Exercise directions: Copy out all of the data below with no alterations.

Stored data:
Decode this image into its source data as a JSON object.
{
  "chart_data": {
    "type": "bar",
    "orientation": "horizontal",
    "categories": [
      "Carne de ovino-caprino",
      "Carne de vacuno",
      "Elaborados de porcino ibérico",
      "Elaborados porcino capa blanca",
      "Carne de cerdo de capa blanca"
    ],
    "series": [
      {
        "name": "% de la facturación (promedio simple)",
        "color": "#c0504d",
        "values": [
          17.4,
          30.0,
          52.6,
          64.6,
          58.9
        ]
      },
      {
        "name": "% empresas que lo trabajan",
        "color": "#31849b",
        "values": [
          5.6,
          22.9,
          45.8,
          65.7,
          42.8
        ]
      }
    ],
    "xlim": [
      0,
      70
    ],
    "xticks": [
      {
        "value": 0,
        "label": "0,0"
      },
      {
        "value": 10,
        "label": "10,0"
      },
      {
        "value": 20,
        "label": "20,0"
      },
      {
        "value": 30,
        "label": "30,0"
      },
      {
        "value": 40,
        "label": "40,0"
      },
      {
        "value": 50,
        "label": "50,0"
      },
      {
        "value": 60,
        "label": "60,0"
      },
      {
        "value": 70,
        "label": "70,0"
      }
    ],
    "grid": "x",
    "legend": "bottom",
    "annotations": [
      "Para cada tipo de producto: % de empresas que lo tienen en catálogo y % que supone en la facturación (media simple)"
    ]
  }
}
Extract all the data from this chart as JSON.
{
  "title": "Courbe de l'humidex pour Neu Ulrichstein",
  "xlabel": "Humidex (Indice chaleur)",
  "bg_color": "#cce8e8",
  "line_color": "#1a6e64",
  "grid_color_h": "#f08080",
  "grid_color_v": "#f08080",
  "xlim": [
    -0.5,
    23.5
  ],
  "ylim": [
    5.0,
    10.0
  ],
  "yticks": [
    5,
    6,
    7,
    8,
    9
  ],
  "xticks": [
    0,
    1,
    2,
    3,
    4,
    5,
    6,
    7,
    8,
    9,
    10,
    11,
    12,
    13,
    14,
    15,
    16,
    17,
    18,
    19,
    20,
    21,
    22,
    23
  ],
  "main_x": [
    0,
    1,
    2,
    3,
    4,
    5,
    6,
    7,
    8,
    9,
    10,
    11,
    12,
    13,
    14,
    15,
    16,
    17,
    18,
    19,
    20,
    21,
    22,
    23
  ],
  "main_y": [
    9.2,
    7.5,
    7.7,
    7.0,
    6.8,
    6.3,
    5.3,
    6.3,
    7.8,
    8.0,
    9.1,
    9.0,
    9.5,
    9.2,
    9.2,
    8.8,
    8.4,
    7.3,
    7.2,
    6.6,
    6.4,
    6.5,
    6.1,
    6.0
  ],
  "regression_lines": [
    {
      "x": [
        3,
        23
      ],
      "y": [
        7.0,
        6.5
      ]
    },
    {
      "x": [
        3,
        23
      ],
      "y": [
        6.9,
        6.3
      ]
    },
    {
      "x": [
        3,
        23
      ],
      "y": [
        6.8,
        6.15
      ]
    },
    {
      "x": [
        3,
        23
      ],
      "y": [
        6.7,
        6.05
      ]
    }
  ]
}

Answer for this exercise:
Decode this image into its source data as a JSON object.
{
  "chart_data": {
    "type": "bar",
    "orientation": "horizontal",
    "categories": [
      "Carne de ovino-caprino",
      "Carne de vacuno",
      "Elaborados de porcino ibérico",
      "Elaborados porcino capa blanca",
      "Carne de cerdo de capa blanca"
    ],
    "series": [
      {
        "name": "% de la facturación (promedio simple)",
        "color": "#c0504d",
        "values": [
          17.4,
          30.0,
          52.6,
          64.6,
          58.9
        ]
      },
      {
        "name": "% empresas que lo trabajan",
        "color": "#31849b",
        "values": [
          5.6,
          22.9,
          45.8,
          65.7,
          42.8
        ]
      }
    ],
    "xlim": [
      0,
      70
    ],
    "xticks": [
      {
        "value": 0,
        "label": "0,0"
      },
      {
        "value": 10,
        "label": "10,0"
      },
      {
        "value": 20,
        "label": "20,0"
      },
      {
        "value": 30,
        "label": "30,0"
      },
      {
        "value": 40,
        "label": "40,0"
      },
      {
        "value": 50,
        "label": "50,0"
      },
      {
        "value": 60,
        "label": "60,0"
      },
      {
        "value": 70,
        "label": "70,0"
      }
    ],
    "grid": "x",
    "legend": "bottom",
    "annotations": [
      "Para cada tipo de producto: % de empresas que lo tienen en catálogo y % que supone en la facturación (media simple)"
    ]
  }
}
Extract all the data from this chart as JSON.
{
  "title": "Courbe de l'humidex pour Neu Ulrichstein",
  "xlabel": "Humidex (Indice chaleur)",
  "bg_color": "#cce8e8",
  "line_color": "#1a6e64",
  "grid_color_h": "#f08080",
  "grid_color_v": "#f08080",
  "xlim": [
    -0.5,
    23.5
  ],
  "ylim": [
    5.0,
    10.0
  ],
  "yticks": [
    5,
    6,
    7,
    8,
    9
  ],
  "xticks": [
    0,
    1,
    2,
    3,
    4,
    5,
    6,
    7,
    8,
    9,
    10,
    11,
    12,
    13,
    14,
    15,
    16,
    17,
    18,
    19,
    20,
    21,
    22,
    23
  ],
  "main_x": [
    0,
    1,
    2,
    3,
    4,
    5,
    6,
    7,
    8,
    9,
    10,
    11,
    12,
    13,
    14,
    15,
    16,
    17,
    18,
    19,
    20,
    21,
    22,
    23
  ],
  "main_y": [
    9.2,
    7.5,
    7.7,
    7.0,
    6.8,
    6.3,
    5.3,
    6.3,
    7.8,
    8.0,
    9.1,
    9.0,
    9.5,
    9.2,
    9.2,
    8.8,
    8.4,
    7.3,
    7.2,
    6.6,
    6.4,
    6.5,
    6.1,
    6.0
  ],
  "regression_lines": [
    {
      "x": [
        3,
        23
      ],
      "y": [
        7.0,
        6.5
      ]
    },
    {
      "x": [
        3,
        23
      ],
      "y": [
        6.9,
        6.3
      ]
    },
    {
      "x": [
        3,
        23
      ],
      "y": [
        6.8,
        6.15
      ]
    },
    {
      "x": [
        3,
        23
      ],
      "y": [
        6.7,
        6.05
      ]
    }
  ]
}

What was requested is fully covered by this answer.